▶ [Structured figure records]
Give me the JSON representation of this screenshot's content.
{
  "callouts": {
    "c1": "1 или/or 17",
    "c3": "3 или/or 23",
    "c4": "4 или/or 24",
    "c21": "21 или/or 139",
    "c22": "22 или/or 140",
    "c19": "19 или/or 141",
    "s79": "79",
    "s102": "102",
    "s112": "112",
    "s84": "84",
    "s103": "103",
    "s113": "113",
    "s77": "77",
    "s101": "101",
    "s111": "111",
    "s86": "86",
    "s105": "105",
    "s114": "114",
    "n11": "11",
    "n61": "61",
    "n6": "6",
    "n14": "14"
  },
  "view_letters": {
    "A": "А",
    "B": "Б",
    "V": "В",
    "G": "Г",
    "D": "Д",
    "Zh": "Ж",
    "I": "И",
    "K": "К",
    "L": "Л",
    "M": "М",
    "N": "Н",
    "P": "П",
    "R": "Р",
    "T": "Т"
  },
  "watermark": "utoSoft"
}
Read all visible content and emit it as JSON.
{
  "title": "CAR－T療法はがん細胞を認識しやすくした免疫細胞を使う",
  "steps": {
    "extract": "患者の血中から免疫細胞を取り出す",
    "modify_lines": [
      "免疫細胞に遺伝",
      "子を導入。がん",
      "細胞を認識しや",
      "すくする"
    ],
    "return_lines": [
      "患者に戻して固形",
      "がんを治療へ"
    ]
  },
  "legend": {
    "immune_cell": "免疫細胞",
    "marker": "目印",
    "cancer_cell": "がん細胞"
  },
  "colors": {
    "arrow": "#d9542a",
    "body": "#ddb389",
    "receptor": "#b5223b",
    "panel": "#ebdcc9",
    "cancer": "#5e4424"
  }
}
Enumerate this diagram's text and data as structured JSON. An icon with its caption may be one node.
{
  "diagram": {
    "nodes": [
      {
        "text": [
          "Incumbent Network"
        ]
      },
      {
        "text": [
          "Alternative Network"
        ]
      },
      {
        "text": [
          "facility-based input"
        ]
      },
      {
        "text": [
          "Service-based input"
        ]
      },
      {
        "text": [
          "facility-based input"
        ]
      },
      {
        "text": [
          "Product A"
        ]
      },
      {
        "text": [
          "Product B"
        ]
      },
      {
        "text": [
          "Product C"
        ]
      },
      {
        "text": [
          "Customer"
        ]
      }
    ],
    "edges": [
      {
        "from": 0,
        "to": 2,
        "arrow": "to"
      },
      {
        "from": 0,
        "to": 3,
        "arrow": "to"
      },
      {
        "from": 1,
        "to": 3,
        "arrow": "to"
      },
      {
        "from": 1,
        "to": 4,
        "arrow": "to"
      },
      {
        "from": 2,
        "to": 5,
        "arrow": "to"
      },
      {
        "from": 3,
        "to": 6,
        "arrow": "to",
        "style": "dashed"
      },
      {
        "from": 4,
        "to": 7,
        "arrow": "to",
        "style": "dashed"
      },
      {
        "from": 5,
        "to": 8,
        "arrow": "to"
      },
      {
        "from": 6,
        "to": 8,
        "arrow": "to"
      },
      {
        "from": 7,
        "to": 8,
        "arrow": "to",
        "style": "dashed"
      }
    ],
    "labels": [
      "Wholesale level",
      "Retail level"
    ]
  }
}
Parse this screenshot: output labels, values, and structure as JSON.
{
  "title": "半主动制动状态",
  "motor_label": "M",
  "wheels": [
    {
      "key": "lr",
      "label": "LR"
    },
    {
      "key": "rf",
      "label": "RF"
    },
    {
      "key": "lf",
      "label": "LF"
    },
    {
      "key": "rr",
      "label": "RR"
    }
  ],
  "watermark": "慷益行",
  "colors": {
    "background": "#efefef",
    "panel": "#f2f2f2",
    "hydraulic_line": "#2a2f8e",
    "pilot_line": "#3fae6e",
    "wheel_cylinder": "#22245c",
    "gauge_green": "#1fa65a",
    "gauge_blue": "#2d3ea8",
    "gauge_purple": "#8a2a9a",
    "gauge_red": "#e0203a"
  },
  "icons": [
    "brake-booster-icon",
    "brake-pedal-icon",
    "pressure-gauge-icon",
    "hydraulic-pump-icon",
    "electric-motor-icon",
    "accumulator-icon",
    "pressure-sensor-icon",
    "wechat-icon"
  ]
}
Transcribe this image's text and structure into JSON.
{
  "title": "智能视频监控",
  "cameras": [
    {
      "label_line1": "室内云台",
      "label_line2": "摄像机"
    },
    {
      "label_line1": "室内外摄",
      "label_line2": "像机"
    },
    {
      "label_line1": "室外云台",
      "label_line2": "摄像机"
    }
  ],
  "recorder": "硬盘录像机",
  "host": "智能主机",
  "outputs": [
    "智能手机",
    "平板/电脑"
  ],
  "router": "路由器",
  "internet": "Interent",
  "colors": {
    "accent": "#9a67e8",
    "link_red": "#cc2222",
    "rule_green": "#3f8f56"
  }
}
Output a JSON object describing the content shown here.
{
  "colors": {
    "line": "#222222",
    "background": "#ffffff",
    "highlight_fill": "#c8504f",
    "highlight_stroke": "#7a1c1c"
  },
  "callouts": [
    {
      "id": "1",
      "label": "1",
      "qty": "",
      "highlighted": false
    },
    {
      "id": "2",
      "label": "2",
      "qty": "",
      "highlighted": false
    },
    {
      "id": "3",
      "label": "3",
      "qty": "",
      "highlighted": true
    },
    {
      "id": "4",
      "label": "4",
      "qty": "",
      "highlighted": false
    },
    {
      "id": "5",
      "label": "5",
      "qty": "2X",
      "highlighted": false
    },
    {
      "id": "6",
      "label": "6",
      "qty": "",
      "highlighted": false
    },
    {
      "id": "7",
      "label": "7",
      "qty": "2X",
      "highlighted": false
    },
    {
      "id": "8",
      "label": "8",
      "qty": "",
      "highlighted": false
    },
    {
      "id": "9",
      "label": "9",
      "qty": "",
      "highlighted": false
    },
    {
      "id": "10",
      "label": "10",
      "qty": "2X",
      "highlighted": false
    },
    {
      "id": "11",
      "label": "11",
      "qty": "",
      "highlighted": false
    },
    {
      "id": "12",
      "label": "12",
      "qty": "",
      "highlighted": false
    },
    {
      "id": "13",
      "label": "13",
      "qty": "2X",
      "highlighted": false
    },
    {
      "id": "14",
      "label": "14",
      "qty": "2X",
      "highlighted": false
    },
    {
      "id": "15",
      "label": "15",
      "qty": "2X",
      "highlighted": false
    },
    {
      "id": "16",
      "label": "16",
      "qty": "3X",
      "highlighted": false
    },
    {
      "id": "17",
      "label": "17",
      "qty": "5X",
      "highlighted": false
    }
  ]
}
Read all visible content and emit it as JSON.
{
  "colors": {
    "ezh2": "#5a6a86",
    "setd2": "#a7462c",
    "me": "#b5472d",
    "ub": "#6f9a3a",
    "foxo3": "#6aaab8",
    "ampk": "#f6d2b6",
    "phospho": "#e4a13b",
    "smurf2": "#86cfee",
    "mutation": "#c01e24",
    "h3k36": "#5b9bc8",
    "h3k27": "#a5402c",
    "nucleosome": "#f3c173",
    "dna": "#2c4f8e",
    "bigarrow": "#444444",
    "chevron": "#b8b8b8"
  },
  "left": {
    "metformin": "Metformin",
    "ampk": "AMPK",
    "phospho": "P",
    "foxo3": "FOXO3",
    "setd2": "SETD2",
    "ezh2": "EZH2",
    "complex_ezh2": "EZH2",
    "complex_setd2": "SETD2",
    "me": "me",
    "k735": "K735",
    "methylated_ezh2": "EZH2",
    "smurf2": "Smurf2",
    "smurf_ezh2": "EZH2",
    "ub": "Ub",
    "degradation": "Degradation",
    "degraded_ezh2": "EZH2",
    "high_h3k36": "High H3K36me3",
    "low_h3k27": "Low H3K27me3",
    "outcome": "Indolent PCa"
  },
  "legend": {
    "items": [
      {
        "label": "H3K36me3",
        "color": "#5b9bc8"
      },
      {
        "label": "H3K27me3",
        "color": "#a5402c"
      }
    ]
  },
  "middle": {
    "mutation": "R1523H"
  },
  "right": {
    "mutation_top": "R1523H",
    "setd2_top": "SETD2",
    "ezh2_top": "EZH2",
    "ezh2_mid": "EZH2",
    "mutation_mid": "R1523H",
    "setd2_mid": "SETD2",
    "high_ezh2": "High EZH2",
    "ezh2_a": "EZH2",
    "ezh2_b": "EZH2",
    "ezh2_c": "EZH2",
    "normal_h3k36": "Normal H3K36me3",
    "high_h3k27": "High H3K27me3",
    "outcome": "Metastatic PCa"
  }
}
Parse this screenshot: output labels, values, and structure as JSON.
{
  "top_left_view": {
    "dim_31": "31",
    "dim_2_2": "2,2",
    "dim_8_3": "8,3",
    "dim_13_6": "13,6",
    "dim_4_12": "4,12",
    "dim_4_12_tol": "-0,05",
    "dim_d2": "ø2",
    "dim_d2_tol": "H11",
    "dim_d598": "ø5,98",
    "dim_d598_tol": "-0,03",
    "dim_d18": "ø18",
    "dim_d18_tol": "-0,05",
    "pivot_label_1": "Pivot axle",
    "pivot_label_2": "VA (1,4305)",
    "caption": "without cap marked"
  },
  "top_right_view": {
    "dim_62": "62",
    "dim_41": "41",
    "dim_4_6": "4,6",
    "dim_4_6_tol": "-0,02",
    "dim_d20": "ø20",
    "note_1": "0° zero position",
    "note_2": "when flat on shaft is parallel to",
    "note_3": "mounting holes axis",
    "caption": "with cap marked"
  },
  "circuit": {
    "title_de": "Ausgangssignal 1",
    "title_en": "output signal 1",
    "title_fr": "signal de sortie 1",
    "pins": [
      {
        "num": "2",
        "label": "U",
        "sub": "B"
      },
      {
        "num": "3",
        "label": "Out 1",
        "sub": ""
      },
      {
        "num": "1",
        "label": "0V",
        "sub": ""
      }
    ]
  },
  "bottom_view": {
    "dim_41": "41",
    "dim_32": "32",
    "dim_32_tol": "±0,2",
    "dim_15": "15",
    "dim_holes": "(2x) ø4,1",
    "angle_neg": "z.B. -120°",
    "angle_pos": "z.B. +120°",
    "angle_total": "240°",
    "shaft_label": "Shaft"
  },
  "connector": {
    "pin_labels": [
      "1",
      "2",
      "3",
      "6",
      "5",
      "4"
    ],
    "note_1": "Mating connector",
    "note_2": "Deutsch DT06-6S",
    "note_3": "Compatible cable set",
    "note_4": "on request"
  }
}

▶ [What you are asked to do] Report every line in the data above in which the word "Network" appears.

▶ [Answer below]
          "Incumbent Network"
          "Alternative Network"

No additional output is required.